**TASK TO COMPLETE**
Write out the records again, exactly, leaving none out.
### DATASET RECORDS ###
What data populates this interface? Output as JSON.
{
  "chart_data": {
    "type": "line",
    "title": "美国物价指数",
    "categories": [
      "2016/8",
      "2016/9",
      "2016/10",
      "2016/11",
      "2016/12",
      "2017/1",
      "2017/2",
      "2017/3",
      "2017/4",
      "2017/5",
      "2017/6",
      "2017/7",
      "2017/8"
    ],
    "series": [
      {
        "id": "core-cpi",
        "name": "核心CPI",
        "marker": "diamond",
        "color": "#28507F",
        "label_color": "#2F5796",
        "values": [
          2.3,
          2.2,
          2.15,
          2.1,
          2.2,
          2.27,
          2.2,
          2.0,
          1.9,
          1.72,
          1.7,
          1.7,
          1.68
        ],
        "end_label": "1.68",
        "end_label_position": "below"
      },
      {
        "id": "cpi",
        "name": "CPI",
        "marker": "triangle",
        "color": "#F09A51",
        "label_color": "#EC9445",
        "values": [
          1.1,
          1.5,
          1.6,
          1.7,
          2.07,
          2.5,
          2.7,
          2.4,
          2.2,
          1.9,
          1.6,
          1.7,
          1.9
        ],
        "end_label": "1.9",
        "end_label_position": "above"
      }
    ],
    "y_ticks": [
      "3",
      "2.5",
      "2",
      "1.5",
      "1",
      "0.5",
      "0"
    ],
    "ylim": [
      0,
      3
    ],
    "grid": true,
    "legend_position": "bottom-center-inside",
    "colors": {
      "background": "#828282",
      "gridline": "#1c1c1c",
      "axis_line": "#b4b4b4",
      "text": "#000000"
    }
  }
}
###
**TASK RESPONSE**
What data populates this interface? Output as JSON.
{
  "chart_data": {
    "type": "line",
    "title": "美国物价指数",
    "categories": [
      "2016/8",
      "2016/9",
      "2016/10",
      "2016/11",
      "2016/12",
      "2017/1",
      "2017/2",
      "2017/3",
      "2017/4",
      "2017/5",
      "2017/6",
      "2017/7",
      "2017/8"
    ],
    "series": [
      {
        "id": "core-cpi",
        "name": "核心CPI",
        "marker": "diamond",
        "color": "#28507F",
        "label_color": "#2F5796",
        "values": [
          2.3,
          2.2,
          2.15,
          2.1,
          2.2,
          2.27,
          2.2,
          2.0,
          1.9,
          1.72,
          1.7,
          1.7,
          1.68
        ],
        "end_label": "1.68",
        "end_label_position": "below"
      },
      {
        "id": "cpi",
        "name": "CPI",
        "marker": "triangle",
        "color": "#F09A51",
        "label_color": "#EC9445",
        "values": [
          1.1,
          1.5,
          1.6,
          1.7,
          2.07,
          2.5,
          2.7,
          2.4,
          2.2,
          1.9,
          1.6,
          1.7,
          1.9
        ],
        "end_label": "1.9",
        "end_label_position": "above"
      }
    ],
    "y_ticks": [
      "3",
      "2.5",
      "2",
      "1.5",
      "1",
      "0.5",
      "0"
    ],
    "ylim": [
      0,
      3
    ],
    "grid": true,
    "legend_position": "bottom-center-inside",
    "colors": {
      "background": "#828282",
      "gridline": "#1c1c1c",
      "axis_line": "#b4b4b4",
      "text": "#000000"
    }
  }
}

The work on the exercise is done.